-- Dataset listings of figures --
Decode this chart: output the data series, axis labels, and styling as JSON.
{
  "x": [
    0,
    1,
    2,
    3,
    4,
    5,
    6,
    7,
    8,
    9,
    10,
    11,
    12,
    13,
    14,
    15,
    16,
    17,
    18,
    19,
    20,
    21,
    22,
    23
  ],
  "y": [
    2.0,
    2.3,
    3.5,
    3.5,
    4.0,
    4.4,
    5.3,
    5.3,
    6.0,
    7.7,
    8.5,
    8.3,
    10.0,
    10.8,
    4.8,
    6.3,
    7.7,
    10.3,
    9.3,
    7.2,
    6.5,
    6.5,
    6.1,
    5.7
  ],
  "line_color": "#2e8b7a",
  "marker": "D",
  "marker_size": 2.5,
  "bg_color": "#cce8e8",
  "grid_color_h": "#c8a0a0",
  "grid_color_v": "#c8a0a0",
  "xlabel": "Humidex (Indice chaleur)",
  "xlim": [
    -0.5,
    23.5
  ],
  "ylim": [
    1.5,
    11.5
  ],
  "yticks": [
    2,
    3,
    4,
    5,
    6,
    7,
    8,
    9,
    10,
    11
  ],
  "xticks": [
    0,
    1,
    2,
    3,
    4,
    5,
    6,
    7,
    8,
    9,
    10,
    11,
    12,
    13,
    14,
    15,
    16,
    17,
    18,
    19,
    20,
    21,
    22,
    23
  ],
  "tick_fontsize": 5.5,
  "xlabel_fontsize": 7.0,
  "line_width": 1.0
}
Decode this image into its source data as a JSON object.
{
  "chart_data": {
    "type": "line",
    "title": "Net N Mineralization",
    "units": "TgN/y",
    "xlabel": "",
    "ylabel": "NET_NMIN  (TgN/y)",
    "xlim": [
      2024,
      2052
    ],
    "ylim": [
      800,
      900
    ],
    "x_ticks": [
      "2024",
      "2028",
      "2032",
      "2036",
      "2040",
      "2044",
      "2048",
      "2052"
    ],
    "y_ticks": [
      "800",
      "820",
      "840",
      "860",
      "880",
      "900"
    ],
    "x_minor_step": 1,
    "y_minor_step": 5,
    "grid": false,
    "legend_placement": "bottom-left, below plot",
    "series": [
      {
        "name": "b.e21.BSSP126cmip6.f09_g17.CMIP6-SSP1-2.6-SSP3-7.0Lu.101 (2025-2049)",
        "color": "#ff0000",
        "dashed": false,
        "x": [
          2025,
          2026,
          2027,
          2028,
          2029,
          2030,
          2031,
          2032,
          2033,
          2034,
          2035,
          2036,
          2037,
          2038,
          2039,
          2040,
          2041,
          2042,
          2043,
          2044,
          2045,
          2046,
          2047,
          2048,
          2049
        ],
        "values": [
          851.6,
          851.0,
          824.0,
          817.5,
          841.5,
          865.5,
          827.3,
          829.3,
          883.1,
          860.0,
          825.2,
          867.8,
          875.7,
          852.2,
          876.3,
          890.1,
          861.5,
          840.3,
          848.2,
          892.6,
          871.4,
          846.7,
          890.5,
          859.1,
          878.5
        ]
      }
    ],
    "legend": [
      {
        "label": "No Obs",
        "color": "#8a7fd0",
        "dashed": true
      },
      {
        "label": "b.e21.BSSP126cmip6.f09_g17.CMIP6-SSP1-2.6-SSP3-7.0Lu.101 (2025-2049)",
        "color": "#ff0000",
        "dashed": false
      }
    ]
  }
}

-- EXERCISE AIM --
From the data above, copy each line that holds "this".

-- COMPLETE RESPONSE --
Decode this chart: output the data series, axis labels, and styling as JSON.
Decode this image into its source data as a JSON object.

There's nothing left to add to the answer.